• TASK TO CARRY OUT:
Note each line that includes the word "Paid". Copy those lines.

• RECORDED DATA:
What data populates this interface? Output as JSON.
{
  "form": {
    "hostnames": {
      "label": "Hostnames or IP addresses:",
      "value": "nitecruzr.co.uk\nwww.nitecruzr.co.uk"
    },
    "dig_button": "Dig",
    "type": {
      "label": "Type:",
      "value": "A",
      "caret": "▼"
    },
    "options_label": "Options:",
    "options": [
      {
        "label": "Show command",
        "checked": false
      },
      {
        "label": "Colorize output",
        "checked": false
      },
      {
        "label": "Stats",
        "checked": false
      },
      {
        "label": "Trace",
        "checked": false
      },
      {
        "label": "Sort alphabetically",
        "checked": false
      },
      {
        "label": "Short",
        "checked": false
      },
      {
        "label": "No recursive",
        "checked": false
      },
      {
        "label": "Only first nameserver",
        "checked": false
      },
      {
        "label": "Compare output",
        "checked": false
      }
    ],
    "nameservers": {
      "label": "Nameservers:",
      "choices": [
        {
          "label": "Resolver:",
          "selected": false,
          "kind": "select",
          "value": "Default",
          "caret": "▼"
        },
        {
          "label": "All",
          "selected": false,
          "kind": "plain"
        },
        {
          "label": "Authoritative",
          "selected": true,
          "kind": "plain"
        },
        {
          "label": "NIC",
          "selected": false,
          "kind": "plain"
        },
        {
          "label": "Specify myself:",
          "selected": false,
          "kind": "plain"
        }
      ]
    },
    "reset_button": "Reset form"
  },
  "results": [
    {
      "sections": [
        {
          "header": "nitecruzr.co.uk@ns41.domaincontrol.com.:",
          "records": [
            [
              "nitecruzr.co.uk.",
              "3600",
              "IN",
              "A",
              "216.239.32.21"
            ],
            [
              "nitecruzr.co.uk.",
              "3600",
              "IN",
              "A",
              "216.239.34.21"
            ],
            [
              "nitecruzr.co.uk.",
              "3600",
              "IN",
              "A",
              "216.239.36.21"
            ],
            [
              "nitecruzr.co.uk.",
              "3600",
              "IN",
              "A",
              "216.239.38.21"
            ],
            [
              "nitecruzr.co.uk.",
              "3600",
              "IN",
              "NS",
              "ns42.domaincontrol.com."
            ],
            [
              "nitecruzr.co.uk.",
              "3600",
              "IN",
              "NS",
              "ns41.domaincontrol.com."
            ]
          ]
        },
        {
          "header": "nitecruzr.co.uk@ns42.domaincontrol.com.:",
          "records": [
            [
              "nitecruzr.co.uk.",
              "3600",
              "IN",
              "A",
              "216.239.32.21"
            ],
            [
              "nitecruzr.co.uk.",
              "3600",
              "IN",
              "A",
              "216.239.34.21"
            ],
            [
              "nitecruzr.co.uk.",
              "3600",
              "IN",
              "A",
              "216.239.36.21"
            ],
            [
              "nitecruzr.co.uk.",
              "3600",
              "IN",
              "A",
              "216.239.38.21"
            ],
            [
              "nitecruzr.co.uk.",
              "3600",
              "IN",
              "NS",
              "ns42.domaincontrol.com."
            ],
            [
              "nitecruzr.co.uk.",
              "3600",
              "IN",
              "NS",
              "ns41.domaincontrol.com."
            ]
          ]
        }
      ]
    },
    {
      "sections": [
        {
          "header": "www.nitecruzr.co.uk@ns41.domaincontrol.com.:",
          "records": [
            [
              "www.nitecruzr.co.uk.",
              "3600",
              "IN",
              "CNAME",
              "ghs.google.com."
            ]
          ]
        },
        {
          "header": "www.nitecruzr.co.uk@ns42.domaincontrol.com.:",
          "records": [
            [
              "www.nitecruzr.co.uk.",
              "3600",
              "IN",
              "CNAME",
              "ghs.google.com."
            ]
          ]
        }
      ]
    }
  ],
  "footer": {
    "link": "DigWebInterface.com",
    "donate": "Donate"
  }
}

---

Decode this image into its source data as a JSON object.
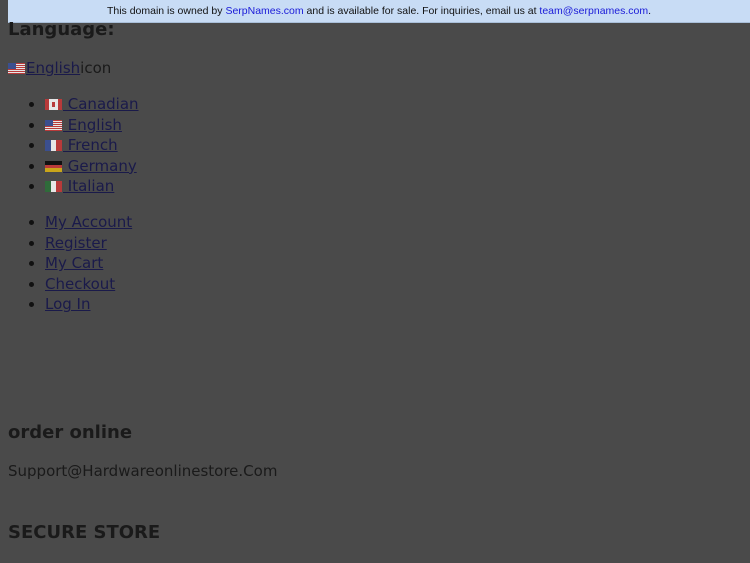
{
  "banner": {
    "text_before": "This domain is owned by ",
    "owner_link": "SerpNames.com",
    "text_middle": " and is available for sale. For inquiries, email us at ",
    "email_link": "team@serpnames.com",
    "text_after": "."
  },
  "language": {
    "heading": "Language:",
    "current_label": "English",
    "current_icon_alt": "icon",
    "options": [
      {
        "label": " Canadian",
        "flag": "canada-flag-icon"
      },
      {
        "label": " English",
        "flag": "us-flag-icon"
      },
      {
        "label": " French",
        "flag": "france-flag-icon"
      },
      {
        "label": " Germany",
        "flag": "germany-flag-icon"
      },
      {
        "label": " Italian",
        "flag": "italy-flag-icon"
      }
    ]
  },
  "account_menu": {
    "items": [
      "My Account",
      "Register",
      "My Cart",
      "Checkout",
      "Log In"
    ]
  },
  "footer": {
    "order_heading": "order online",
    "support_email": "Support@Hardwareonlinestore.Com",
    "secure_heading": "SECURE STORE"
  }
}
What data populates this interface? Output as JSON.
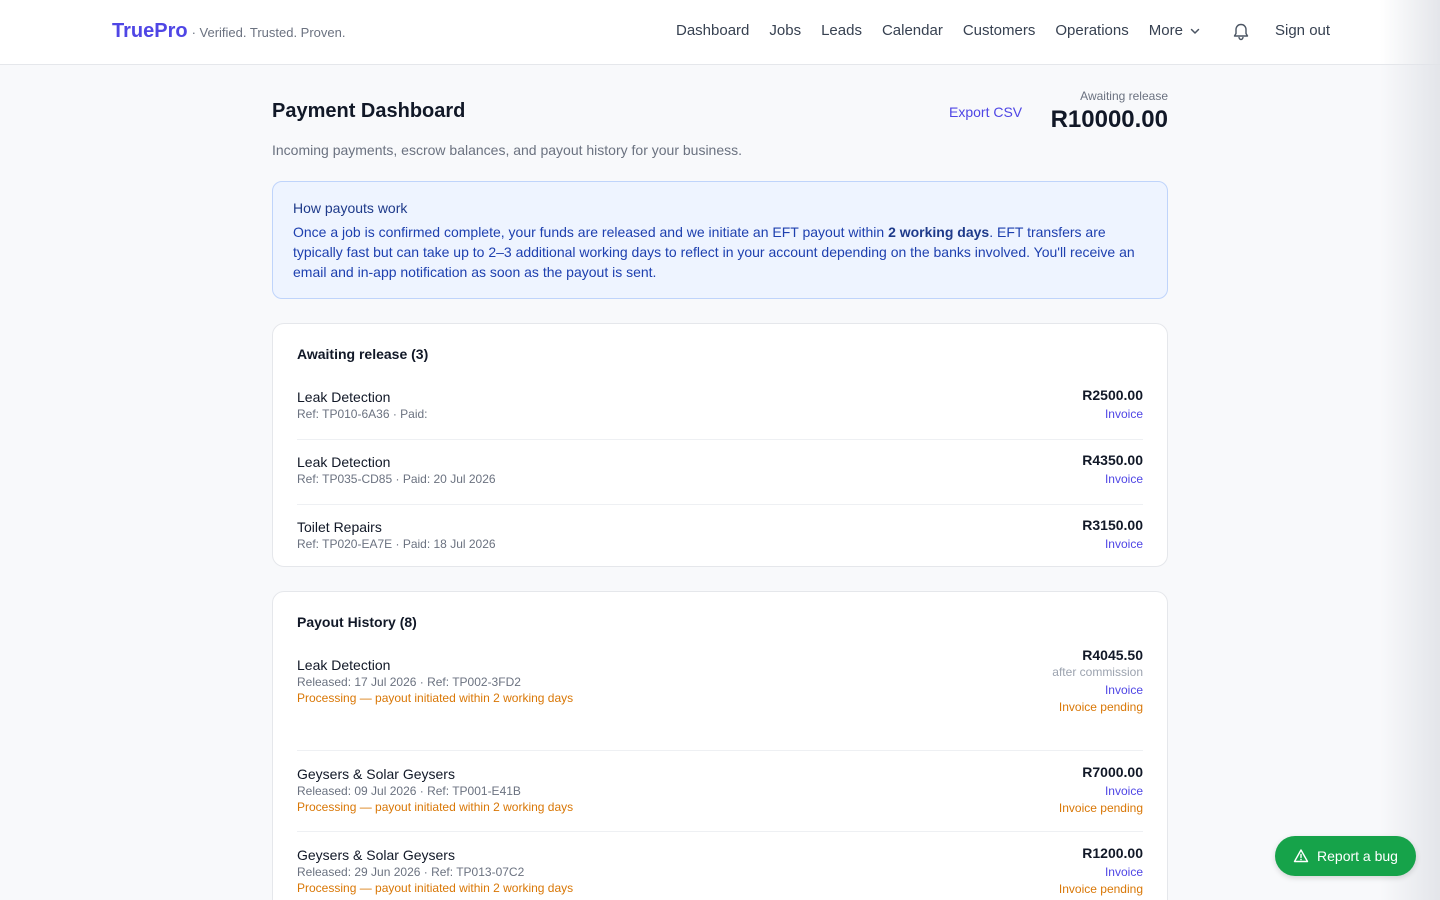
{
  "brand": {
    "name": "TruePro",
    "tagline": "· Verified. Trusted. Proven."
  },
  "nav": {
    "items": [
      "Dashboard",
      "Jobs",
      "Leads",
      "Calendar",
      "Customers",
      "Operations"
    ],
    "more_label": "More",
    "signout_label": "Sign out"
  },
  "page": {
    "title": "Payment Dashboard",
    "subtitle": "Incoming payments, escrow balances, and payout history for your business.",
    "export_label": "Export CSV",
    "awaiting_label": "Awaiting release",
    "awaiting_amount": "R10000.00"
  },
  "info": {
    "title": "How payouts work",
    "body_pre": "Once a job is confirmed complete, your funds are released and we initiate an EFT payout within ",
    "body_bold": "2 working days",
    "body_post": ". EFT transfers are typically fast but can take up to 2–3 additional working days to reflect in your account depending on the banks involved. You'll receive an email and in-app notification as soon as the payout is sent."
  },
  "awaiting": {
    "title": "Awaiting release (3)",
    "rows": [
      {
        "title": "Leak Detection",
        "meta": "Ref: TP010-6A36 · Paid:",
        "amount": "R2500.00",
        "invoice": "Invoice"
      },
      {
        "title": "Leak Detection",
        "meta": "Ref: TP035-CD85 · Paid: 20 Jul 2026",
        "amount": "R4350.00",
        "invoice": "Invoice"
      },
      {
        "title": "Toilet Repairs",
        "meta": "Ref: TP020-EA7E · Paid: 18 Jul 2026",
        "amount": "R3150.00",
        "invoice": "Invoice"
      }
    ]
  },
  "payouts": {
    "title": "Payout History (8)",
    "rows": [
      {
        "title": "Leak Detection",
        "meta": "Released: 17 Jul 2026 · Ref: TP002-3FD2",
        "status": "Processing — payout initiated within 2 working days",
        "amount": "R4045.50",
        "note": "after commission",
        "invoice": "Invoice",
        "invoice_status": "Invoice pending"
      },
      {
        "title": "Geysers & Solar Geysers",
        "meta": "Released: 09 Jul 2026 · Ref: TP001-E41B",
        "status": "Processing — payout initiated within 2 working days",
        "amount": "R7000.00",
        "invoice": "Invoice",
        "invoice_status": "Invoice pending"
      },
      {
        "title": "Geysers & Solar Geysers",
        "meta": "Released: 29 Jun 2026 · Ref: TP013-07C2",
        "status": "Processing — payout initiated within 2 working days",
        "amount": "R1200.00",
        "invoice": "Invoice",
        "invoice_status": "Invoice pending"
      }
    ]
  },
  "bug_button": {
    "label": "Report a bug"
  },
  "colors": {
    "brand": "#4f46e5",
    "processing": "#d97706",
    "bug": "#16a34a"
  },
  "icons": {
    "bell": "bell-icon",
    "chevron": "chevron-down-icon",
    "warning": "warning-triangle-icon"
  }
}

---

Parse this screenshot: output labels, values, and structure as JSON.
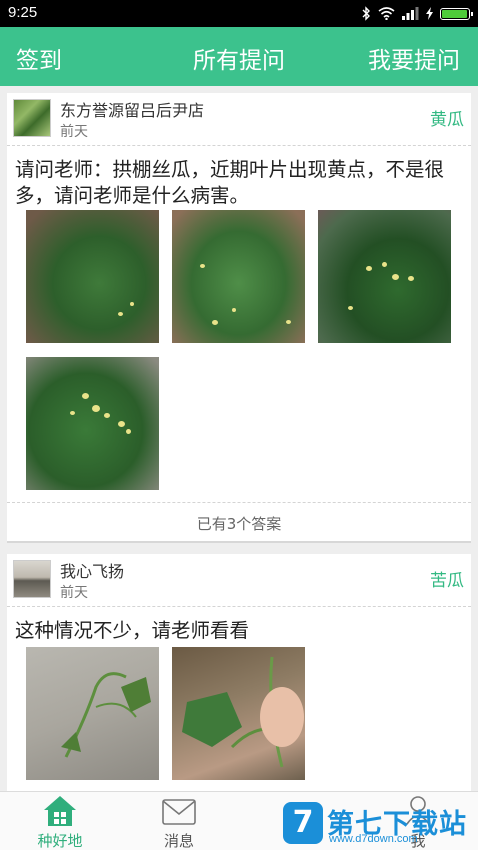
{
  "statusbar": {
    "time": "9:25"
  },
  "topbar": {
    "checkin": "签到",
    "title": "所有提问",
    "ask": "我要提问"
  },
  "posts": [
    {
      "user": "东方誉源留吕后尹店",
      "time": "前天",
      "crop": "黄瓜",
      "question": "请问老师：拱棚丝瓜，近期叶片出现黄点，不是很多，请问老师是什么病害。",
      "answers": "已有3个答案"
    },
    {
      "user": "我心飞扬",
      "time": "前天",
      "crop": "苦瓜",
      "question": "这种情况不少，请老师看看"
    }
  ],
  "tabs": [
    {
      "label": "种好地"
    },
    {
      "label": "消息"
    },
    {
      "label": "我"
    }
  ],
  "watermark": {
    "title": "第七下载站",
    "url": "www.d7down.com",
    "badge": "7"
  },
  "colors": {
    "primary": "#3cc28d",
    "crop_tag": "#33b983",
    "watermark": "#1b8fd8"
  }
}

• SOLUTION TO THE PROBLEM:
        "meta": "Ref: TP010-6A36 · Paid:",
        "meta": "Ref: TP035-CD85 · Paid: 20 Jul 2026",
        "meta": "Ref: TP020-EA7E · Paid: 18 Jul 2026",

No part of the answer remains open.